• PROBLEM DETAILS:
Revise the rows below by changing every "charts-button" to "chart-button" and keeping all other text the same.

[Boxed element rows]

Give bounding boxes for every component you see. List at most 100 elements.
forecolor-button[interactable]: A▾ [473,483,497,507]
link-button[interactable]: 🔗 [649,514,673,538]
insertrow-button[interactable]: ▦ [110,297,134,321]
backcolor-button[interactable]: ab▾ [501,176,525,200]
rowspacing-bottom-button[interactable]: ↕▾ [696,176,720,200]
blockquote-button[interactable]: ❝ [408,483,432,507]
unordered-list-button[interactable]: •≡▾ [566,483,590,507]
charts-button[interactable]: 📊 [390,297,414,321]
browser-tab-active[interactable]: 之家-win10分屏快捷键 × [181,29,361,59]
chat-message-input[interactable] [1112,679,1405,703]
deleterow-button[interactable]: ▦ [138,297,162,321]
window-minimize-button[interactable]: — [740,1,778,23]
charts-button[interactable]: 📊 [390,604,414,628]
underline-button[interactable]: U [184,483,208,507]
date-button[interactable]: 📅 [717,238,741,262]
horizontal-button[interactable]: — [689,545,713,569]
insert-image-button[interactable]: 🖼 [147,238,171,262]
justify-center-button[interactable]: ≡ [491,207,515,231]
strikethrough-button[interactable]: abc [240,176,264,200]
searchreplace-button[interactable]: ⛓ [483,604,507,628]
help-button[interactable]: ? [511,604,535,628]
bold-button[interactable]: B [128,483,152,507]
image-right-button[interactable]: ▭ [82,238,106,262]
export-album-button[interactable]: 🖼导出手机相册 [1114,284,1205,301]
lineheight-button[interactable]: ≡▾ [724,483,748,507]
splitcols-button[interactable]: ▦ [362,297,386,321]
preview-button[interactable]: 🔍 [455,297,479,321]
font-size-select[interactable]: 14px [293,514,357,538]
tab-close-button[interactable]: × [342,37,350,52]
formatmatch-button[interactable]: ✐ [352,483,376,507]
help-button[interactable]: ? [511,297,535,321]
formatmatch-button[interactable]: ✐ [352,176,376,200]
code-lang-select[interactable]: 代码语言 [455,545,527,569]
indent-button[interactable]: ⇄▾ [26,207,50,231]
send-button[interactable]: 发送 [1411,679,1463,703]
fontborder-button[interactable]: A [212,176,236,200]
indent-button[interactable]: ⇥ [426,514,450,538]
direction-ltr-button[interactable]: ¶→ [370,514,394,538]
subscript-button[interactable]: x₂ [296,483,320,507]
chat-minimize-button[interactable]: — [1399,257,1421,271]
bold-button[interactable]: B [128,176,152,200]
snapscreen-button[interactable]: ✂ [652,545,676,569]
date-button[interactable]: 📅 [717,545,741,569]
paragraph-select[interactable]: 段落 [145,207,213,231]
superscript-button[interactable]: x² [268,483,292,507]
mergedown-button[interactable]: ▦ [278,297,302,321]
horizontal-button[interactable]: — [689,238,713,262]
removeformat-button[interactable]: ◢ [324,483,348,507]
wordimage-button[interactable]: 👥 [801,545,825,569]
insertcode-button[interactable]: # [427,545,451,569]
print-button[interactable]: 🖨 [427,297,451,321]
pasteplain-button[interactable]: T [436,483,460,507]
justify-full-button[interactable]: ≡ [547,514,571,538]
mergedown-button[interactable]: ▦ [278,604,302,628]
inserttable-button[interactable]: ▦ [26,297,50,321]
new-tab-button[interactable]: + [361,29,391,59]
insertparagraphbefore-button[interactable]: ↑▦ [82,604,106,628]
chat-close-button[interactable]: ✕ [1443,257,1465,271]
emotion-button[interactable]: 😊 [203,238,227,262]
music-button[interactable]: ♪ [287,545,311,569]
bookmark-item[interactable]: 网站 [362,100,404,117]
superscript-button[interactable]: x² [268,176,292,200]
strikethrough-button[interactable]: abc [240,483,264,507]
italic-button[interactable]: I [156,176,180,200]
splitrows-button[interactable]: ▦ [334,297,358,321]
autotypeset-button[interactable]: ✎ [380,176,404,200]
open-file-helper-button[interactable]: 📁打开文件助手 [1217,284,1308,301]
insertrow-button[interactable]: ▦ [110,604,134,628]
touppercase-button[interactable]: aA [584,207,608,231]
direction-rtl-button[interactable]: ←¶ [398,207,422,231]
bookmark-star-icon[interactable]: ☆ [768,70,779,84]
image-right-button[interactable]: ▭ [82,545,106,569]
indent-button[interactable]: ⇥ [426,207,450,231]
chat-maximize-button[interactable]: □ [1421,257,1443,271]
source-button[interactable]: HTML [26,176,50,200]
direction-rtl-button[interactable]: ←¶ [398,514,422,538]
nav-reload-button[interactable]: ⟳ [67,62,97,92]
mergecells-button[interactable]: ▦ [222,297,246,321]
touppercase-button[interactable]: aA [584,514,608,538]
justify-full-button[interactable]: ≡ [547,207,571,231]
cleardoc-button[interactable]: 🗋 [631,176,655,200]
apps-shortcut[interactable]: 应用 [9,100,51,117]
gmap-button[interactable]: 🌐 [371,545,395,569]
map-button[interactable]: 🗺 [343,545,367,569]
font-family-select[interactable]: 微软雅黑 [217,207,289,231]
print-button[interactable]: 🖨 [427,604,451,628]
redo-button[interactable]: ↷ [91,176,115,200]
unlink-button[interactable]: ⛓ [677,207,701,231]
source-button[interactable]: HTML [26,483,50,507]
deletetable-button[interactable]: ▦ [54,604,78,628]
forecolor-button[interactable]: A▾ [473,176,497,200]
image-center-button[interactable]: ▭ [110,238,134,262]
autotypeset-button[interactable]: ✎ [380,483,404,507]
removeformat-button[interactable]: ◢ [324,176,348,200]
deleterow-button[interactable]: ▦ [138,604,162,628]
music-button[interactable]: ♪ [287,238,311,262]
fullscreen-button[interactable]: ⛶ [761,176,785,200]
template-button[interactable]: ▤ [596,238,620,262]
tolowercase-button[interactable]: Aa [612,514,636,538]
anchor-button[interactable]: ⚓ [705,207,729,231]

• SOLUTION TO THIS TASK:
Give bounding boxes for every component you see. List at most 100 elements.
forecolor-button[interactable]: A▾ [473,483,497,507]
link-button[interactable]: 🔗 [649,514,673,538]
insertrow-button[interactable]: ▦ [110,297,134,321]
backcolor-button[interactable]: ab▾ [501,176,525,200]
rowspacing-bottom-button[interactable]: ↕▾ [696,176,720,200]
blockquote-button[interactable]: ❝ [408,483,432,507]
unordered-list-button[interactable]: •≡▾ [566,483,590,507]
chart-button[interactable]: 📊 [390,297,414,321]
browser-tab-active[interactable]: 之家-win10分屏快捷键 × [181,29,361,59]
chat-message-input[interactable] [1112,679,1405,703]
deleterow-button[interactable]: ▦ [138,297,162,321]
window-minimize-button[interactable]: — [740,1,778,23]
chart-button[interactable]: 📊 [390,604,414,628]
underline-button[interactable]: U [184,483,208,507]
date-button[interactable]: 📅 [717,238,741,262]
horizontal-button[interactable]: — [689,545,713,569]
insert-image-button[interactable]: 🖼 [147,238,171,262]
justify-center-button[interactable]: ≡ [491,207,515,231]
strikethrough-button[interactable]: abc [240,176,264,200]
searchreplace-button[interactable]: ⛓ [483,604,507,628]
help-button[interactable]: ? [511,604,535,628]
bold-button[interactable]: B [128,483,152,507]
image-right-button[interactable]: ▭ [82,238,106,262]
export-album-button[interactable]: 🖼导出手机相册 [1114,284,1205,301]
lineheight-button[interactable]: ≡▾ [724,483,748,507]
splitcols-button[interactable]: ▦ [362,297,386,321]
preview-button[interactable]: 🔍 [455,297,479,321]
font-size-select[interactable]: 14px [293,514,357,538]
tab-close-button[interactable]: × [342,37,350,52]
formatmatch-button[interactable]: ✐ [352,483,376,507]
help-button[interactable]: ? [511,297,535,321]
formatmatch-button[interactable]: ✐ [352,176,376,200]
code-lang-select[interactable]: 代码语言 [455,545,527,569]
indent-button[interactable]: ⇄▾ [26,207,50,231]
send-button[interactable]: 发送 [1411,679,1463,703]
fontborder-button[interactable]: A [212,176,236,200]
indent-button[interactable]: ⇥ [426,514,450,538]
direction-ltr-button[interactable]: ¶→ [370,514,394,538]
subscript-button[interactable]: x₂ [296,483,320,507]
chat-minimize-button[interactable]: — [1399,257,1421,271]
bold-button[interactable]: B [128,176,152,200]
snapscreen-button[interactable]: ✂ [652,545,676,569]
date-button[interactable]: 📅 [717,545,741,569]
paragraph-select[interactable]: 段落 [145,207,213,231]
superscript-button[interactable]: x² [268,483,292,507]
mergedown-button[interactable]: ▦ [278,297,302,321]
horizontal-button[interactable]: — [689,238,713,262]
removeformat-button[interactable]: ◢ [324,483,348,507]
wordimage-button[interactable]: 👥 [801,545,825,569]
insertcode-button[interactable]: # [427,545,451,569]
print-button[interactable]: 🖨 [427,297,451,321]
pasteplain-button[interactable]: T [436,483,460,507]
justify-full-button[interactable]: ≡ [547,514,571,538]
mergedown-button[interactable]: ▦ [278,604,302,628]
inserttable-button[interactable]: ▦ [26,297,50,321]
new-tab-button[interactable]: + [361,29,391,59]
insertparagraphbefore-button[interactable]: ↑▦ [82,604,106,628]
chat-close-button[interactable]: ✕ [1443,257,1465,271]
emotion-button[interactable]: 😊 [203,238,227,262]
music-button[interactable]: ♪ [287,545,311,569]
bookmark-item[interactable]: 网站 [362,100,404,117]
superscript-button[interactable]: x² [268,176,292,200]
strikethrough-button[interactable]: abc [240,483,264,507]
italic-button[interactable]: I [156,176,180,200]
splitrows-button[interactable]: ▦ [334,297,358,321]
autotypeset-button[interactable]: ✎ [380,176,404,200]
open-file-helper-button[interactable]: 📁打开文件助手 [1217,284,1308,301]
insertrow-button[interactable]: ▦ [110,604,134,628]
touppercase-button[interactable]: aA [584,207,608,231]
direction-rtl-button[interactable]: ←¶ [398,207,422,231]
bookmark-star-icon[interactable]: ☆ [768,70,779,84]
image-right-button[interactable]: ▭ [82,545,106,569]
indent-button[interactable]: ⇥ [426,207,450,231]
chat-maximize-button[interactable]: □ [1421,257,1443,271]
source-button[interactable]: HTML [26,176,50,200]
direction-rtl-button[interactable]: ←¶ [398,514,422,538]
nav-reload-button[interactable]: ⟳ [67,62,97,92]
mergecells-button[interactable]: ▦ [222,297,246,321]
touppercase-button[interactable]: aA [584,514,608,538]
justify-full-button[interactable]: ≡ [547,207,571,231]
cleardoc-button[interactable]: 🗋 [631,176,655,200]
apps-shortcut[interactable]: 应用 [9,100,51,117]
gmap-button[interactable]: 🌐 [371,545,395,569]
map-button[interactable]: 🗺 [343,545,367,569]
font-family-select[interactable]: 微软雅黑 [217,207,289,231]
print-button[interactable]: 🖨 [427,604,451,628]
redo-button[interactable]: ↷ [91,176,115,200]
unlink-button[interactable]: ⛓ [677,207,701,231]
source-button[interactable]: HTML [26,483,50,507]
deletetable-button[interactable]: ▦ [54,604,78,628]
forecolor-button[interactable]: A▾ [473,176,497,200]
image-center-button[interactable]: ▭ [110,238,134,262]
autotypeset-button[interactable]: ✎ [380,483,404,507]
removeformat-button[interactable]: ◢ [324,176,348,200]
deleterow-button[interactable]: ▦ [138,604,162,628]
music-button[interactable]: ♪ [287,238,311,262]
fullscreen-button[interactable]: ⛶ [761,176,785,200]
template-button[interactable]: ▤ [596,238,620,262]
tolowercase-button[interactable]: Aa [612,514,636,538]
anchor-button[interactable]: ⚓ [705,207,729,231]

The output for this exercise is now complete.